**OBJECTIVE:** Word for word, restate every line of the material.

++++ MATERIAL FOR THIS EXERCISE

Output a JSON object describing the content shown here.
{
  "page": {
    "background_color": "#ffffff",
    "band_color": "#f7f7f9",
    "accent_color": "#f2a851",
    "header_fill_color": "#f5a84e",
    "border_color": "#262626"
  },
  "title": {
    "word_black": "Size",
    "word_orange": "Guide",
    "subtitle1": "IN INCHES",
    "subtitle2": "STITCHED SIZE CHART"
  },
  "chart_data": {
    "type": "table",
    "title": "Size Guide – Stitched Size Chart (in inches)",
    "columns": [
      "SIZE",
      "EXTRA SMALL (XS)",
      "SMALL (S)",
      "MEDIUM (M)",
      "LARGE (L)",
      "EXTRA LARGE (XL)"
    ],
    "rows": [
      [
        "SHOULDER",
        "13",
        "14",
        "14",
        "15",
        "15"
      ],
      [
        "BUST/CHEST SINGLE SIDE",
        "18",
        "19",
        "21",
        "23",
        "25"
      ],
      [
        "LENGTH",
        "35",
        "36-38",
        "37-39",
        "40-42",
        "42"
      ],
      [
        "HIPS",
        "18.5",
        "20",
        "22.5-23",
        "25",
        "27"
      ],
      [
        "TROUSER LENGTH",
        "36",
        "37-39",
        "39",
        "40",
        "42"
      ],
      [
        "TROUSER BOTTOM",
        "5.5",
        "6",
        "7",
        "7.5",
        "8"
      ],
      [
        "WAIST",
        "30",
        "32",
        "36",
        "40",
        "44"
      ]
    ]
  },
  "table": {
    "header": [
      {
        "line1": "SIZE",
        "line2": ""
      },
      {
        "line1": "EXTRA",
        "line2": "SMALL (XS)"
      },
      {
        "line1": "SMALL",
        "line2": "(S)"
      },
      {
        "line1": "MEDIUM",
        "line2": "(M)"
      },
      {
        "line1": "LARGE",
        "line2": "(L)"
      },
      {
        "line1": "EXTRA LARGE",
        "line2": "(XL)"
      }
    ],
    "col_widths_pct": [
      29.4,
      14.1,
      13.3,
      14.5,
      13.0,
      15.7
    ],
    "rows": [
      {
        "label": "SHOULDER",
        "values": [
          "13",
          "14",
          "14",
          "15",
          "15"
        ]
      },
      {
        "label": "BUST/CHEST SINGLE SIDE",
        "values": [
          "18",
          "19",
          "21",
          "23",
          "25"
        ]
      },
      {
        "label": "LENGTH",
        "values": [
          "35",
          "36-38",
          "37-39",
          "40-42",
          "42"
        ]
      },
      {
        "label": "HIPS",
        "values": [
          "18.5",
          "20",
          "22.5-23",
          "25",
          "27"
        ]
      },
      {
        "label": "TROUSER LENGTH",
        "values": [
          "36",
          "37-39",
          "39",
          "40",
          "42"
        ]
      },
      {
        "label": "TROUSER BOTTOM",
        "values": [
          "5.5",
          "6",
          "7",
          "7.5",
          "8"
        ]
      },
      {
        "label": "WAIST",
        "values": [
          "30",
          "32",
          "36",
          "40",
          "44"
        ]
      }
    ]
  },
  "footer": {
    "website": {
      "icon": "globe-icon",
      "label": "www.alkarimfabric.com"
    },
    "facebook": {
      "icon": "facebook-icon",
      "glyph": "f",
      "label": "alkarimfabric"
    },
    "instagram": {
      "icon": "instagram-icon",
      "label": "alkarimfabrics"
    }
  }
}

++++++++

**TASK RESULT:**
Output a JSON object describing the content shown here.
{
  "page": {
    "background_color": "#ffffff",
    "band_color": "#f7f7f9",
    "accent_color": "#f2a851",
    "header_fill_color": "#f5a84e",
    "border_color": "#262626"
  },
  "title": {
    "word_black": "Size",
    "word_orange": "Guide",
    "subtitle1": "IN INCHES",
    "subtitle2": "STITCHED SIZE CHART"
  },
  "chart_data": {
    "type": "table",
    "title": "Size Guide – Stitched Size Chart (in inches)",
    "columns": [
      "SIZE",
      "EXTRA SMALL (XS)",
      "SMALL (S)",
      "MEDIUM (M)",
      "LARGE (L)",
      "EXTRA LARGE (XL)"
    ],
    "rows": [
      [
        "SHOULDER",
        "13",
        "14",
        "14",
        "15",
        "15"
      ],
      [
        "BUST/CHEST SINGLE SIDE",
        "18",
        "19",
        "21",
        "23",
        "25"
      ],
      [
        "LENGTH",
        "35",
        "36-38",
        "37-39",
        "40-42",
        "42"
      ],
      [
        "HIPS",
        "18.5",
        "20",
        "22.5-23",
        "25",
        "27"
      ],
      [
        "TROUSER LENGTH",
        "36",
        "37-39",
        "39",
        "40",
        "42"
      ],
      [
        "TROUSER BOTTOM",
        "5.5",
        "6",
        "7",
        "7.5",
        "8"
      ],
      [
        "WAIST",
        "30",
        "32",
        "36",
        "40",
        "44"
      ]
    ]
  },
  "table": {
    "header": [
      {
        "line1": "SIZE",
        "line2": ""
      },
      {
        "line1": "EXTRA",
        "line2": "SMALL (XS)"
      },
      {
        "line1": "SMALL",
        "line2": "(S)"
      },
      {
        "line1": "MEDIUM",
        "line2": "(M)"
      },
      {
        "line1": "LARGE",
        "line2": "(L)"
      },
      {
        "line1": "EXTRA LARGE",
        "line2": "(XL)"
      }
    ],
    "col_widths_pct": [
      29.4,
      14.1,
      13.3,
      14.5,
      13.0,
      15.7
    ],
    "rows": [
      {
        "label": "SHOULDER",
        "values": [
          "13",
          "14",
          "14",
          "15",
          "15"
        ]
      },
      {
        "label": "BUST/CHEST SINGLE SIDE",
        "values": [
          "18",
          "19",
          "21",
          "23",
          "25"
        ]
      },
      {
        "label": "LENGTH",
        "values": [
          "35",
          "36-38",
          "37-39",
          "40-42",
          "42"
        ]
      },
      {
        "label": "HIPS",
        "values": [
          "18.5",
          "20",
          "22.5-23",
          "25",
          "27"
        ]
      },
      {
        "label": "TROUSER LENGTH",
        "values": [
          "36",
          "37-39",
          "39",
          "40",
          "42"
        ]
      },
      {
        "label": "TROUSER BOTTOM",
        "values": [
          "5.5",
          "6",
          "7",
          "7.5",
          "8"
        ]
      },
      {
        "label": "WAIST",
        "values": [
          "30",
          "32",
          "36",
          "40",
          "44"
        ]
      }
    ]
  },
  "footer": {
    "website": {
      "icon": "globe-icon",
      "label": "www.alkarimfabric.com"
    },
    "facebook": {
      "icon": "facebook-icon",
      "glyph": "f",
      "label": "alkarimfabric"
    },
    "instagram": {
      "icon": "instagram-icon",
      "label": "alkarimfabrics"
    }
  }
}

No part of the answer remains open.